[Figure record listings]

↓

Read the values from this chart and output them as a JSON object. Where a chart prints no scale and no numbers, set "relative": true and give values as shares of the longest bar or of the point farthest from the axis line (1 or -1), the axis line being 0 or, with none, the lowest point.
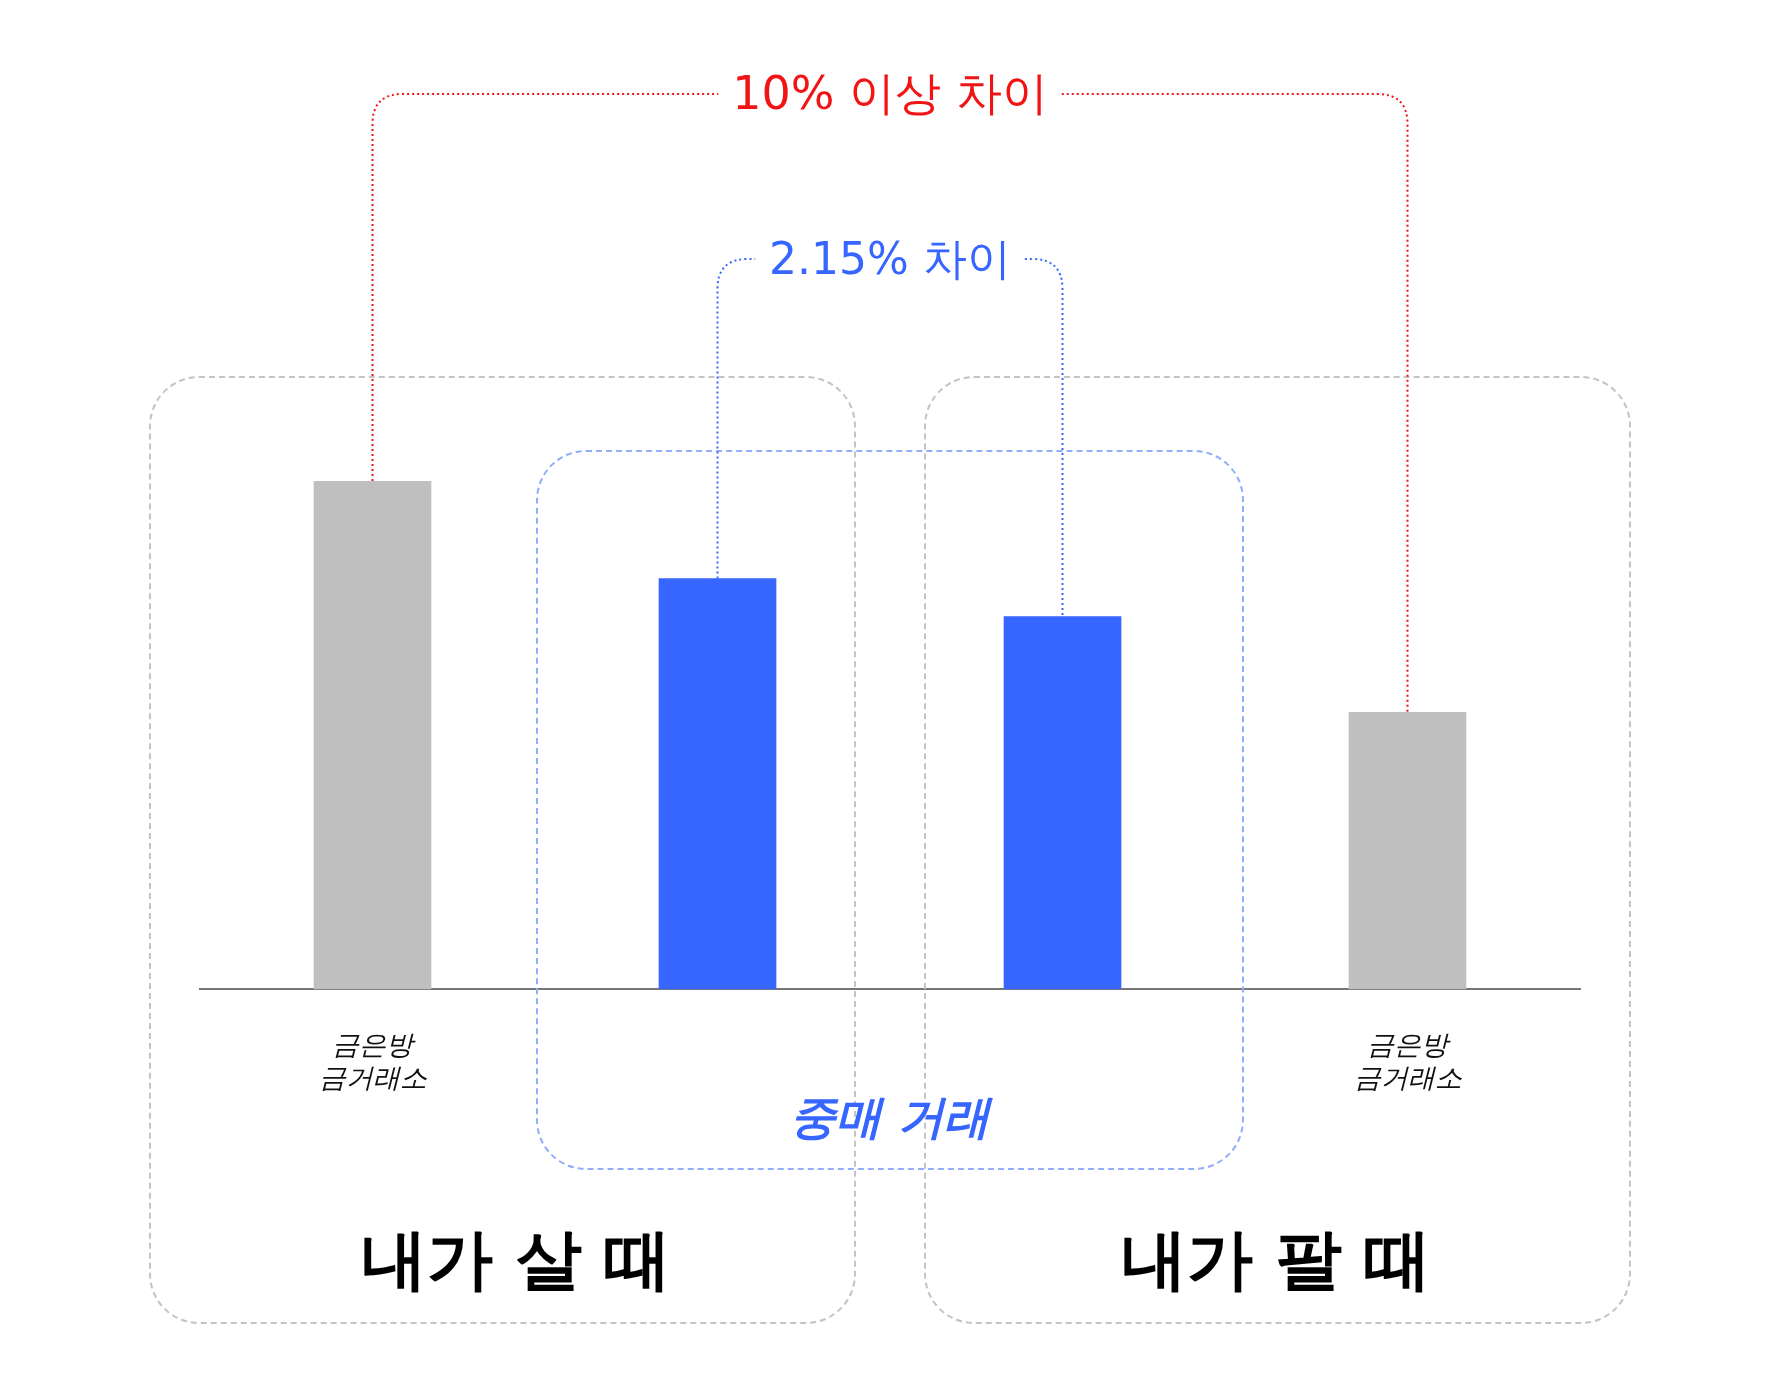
{
  "chart_data": {
    "type": "bar",
    "categories": [
      "금은방\n금거래소",
      null,
      null,
      "금은방\n금거래소"
    ],
    "values": [
      1,
      0.808,
      0.733,
      0.545
    ],
    "colors": [
      "#bfbfbf",
      "#3666ff",
      "#3666ff",
      "#bfbfbf"
    ],
    "relative": true,
    "annotations": [
      "10% 이상 차이",
      "2.15% 차이",
      "중매 거래",
      "내가 살 때",
      "내가 팔 때"
    ]
  }
}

↑

Every line above should be repeated exactly; pictures stay out of the copy.

• [Task result]:
Read the values from this chart and output them as a JSON object. Where a chart prints no scale and no numbers, set "relative": true and give values as shares of the longest bar or of the point farthest from the axis line (1 or -1), the axis line being 0 or, with none, the lowest point.
{
  "chart_data": {
    "type": "bar",
    "categories": [
      "금은방\n금거래소",
      null,
      null,
      "금은방\n금거래소"
    ],
    "values": [
      1,
      0.808,
      0.733,
      0.545
    ],
    "colors": [
      "#bfbfbf",
      "#3666ff",
      "#3666ff",
      "#bfbfbf"
    ],
    "relative": true,
    "annotations": [
      "10% 이상 차이",
      "2.15% 차이",
      "중매 거래",
      "내가 살 때",
      "내가 팔 때"
    ]
  }
}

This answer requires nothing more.